STATED TASK: Exactly as written, print each record in the listing.

PROVIDED MATERIAL:
============================================================

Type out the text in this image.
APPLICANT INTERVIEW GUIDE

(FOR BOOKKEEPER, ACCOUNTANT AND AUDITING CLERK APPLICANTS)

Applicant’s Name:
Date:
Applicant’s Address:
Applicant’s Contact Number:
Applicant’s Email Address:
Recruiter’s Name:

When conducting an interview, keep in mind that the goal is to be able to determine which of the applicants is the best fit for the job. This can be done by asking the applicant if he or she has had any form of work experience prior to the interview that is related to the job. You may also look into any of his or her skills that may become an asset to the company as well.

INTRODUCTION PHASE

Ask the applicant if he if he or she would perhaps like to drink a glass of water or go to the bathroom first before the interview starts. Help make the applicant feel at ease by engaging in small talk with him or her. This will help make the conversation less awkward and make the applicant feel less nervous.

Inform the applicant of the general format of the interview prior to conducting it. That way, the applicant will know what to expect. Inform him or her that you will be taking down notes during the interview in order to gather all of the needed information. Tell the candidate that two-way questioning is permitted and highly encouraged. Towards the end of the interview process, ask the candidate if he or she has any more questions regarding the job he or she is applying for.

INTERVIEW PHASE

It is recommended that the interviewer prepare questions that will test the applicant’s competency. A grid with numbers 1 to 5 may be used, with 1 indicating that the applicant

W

============================================================

EXERCISE RESPONSE:
Type out the text in this image.
APPLICANT INTERVIEW GUIDE

(FOR BOOKKEEPER, ACCOUNTANT AND AUDITING CLERK APPLICANTS)

Applicant’s Name:
Date:
Applicant’s Address:
Applicant’s Contact Number:
Applicant’s Email Address:
Recruiter’s Name:

When conducting an interview, keep in mind that the goal is to be able to determine which of the applicants is the best fit for the job. This can be done by asking the applicant if he or she has had any form of work experience prior to the interview that is related to the job. You may also look into any of his or her skills that may become an asset to the company as well.

INTRODUCTION PHASE

Ask the applicant if he if he or she would perhaps like to drink a glass of water or go to the bathroom first before the interview starts. Help make the applicant feel at ease by engaging in small talk with him or her. This will help make the conversation less awkward and make the applicant feel less nervous.

Inform the applicant of the general format of the interview prior to conducting it. That way, the applicant will know what to expect. Inform him or her that you will be taking down notes during the interview in order to gather all of the needed information. Tell the candidate that two-way questioning is permitted and highly encouraged. Towards the end of the interview process, ask the candidate if he or she has any more questions regarding the job he or she is applying for.

INTERVIEW PHASE

It is recommended that the interviewer prepare questions that will test the applicant’s competency. A grid with numbers 1 to 5 may be used, with 1 indicating that the applicant

W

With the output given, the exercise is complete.